The Cognitive Revolution And Mind Over Matter

SPEAKER_01

you know, Chomsky's dishing of science is his idea that science does see he has this idea that science is little tiny little bits of information, little, little, tiny little steps of a sort of an advance of knowledge which you can't really connect up. I mean, that's the opposite of what we need today by way of a vision, a vision which has, you know, might have some purchase given the the you know what's actually happening as we speak, by the way. I mean, what's happening in Lebanon and Gaza and Iran and I mean the absolute cataclysmic disasters of a world run by uh idiots, I mean, just ignorant, ignorant buffoons and idiots, criminals, more or less criminally insane uh you know, figures. So we won't go into it right now, but I mean what's going on on it now is what happens when we lose our bearings, when we lose all sense of proportion, when we lose all uh concepts of what morality and civilization and and so on can you know can involve. And I'm not I'm certainly not blaming Chomsky for that for all that, by the way. I mean, and and actually I I would say the reverse. I mean, you know, we do actually miss Noam in so many ways. I mean, he was a, as I've said so often, he was a voice of reason in an in an increasingly deranged world. It's just that the limitations of Noam Chomsky were also far, far, far more damaging than most people on the left seem to have realized. We wanted to go way beyond Chomsky several decades ago to, you know, to get to a better place than what we're at at the moment.

# DATA PROVIDED
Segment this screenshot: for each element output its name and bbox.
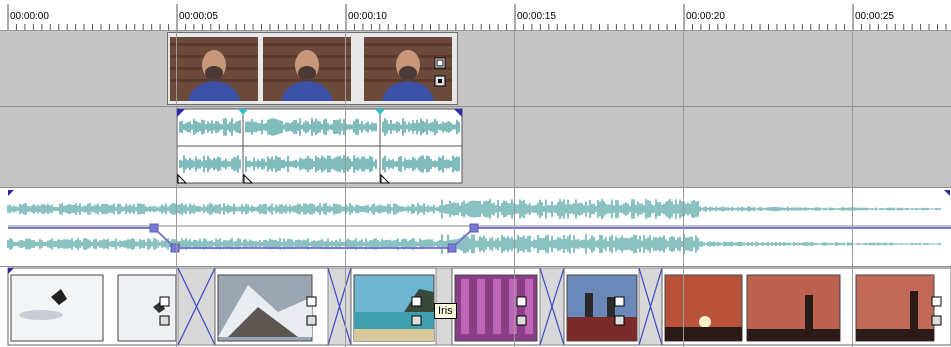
skyline [747,329,840,341]
flower-spike [461,279,469,334]
snow-spray [19,310,63,320]
envelope-point [149,223,159,233]
pan-crop-icon [411,296,422,307]
sun [699,316,711,328]
flower-spike [493,279,501,334]
flower-spike [477,279,485,334]
tower [910,291,918,335]
person [585,293,593,317]
clip-marker [8,190,14,196]
timeline[interactable]: 00:00:00 00:00:05 00:00:10 00:00:15 00:0… [0,0,951,347]
flower-spike [509,279,517,334]
pan-crop-icon [159,296,170,307]
grid-line-15s [514,30,515,347]
music-audio-track[interactable] [0,188,951,267]
main-video-clips[interactable] [0,267,951,347]
presenter-clip[interactable] [167,32,458,105]
pan-crop-icon [306,296,317,307]
person [607,297,615,317]
pan-crop-icon [931,296,942,307]
transition-tooltip: Iris [434,303,457,319]
clip-marker [944,190,950,196]
grid-line-5s [176,30,177,347]
music-waveform-right [7,234,941,254]
pan-crop-icon [516,296,527,307]
snowboard-thumb-1 [10,274,104,342]
envelope-point [469,223,479,233]
music-audio-clip[interactable] [0,188,951,266]
grid-line-25s [852,30,853,347]
voice-audio-clips[interactable] [0,107,951,187]
envelope-point [447,243,457,253]
pan-crop-icon[interactable] [433,56,447,70]
event-fx-icon[interactable] [433,74,447,88]
audio-voice-track[interactable] [0,107,951,188]
envelope-point [170,243,180,253]
music-waveform-left [7,199,941,219]
grid-line-10s [345,30,346,347]
event-fx-icon [614,315,625,326]
event-fx-icon [516,315,527,326]
time-ruler[interactable]: 00:00:00 00:00:05 00:00:10 00:00:15 00:0… [0,0,951,31]
boat-hull [567,317,637,341]
skyline [856,329,934,341]
presenter-thumb-2 [263,37,351,101]
ruler-ticks [7,4,947,30]
event-fx-icon [306,315,317,326]
snowboard-thumb-2 [117,274,177,342]
event-fx-icon [411,315,422,326]
skyline [665,327,742,341]
main-video-track[interactable]: Iris [0,267,951,347]
event-fx-icon [159,315,170,326]
presenter-thumb-1 [170,37,258,101]
sand [354,329,434,341]
event-fx-icon [931,315,942,326]
pan-crop-icon [614,296,625,307]
video-overlay-track[interactable] [0,31,951,107]
grid-line-20s [683,30,684,347]
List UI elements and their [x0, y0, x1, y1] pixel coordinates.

# SHORT PROBLEM A
Answer these questions using the passage on Chomsky, one answer per line and marked the same way:
(i) What does the speaker say Chomsky's idea of science is?
(ii) Which three places are named where things are happening as the speaker talks?
(iii) What has the speaker often called Chomsky?
# SHORT PROBLEM B
Count the lines of the records that contain the string "skyline", treating case as significant, and reply with the number alone.

# EXERCISE OUTPUT A
(i) Science as little tiny bits of information, tiny steps of an advance of knowledge that can't really be connected up.
(ii) Lebanon, Gaza and Iran.
(iii) A voice of reason in an increasingly deranged world.

# EXERCISE OUTPUT B
3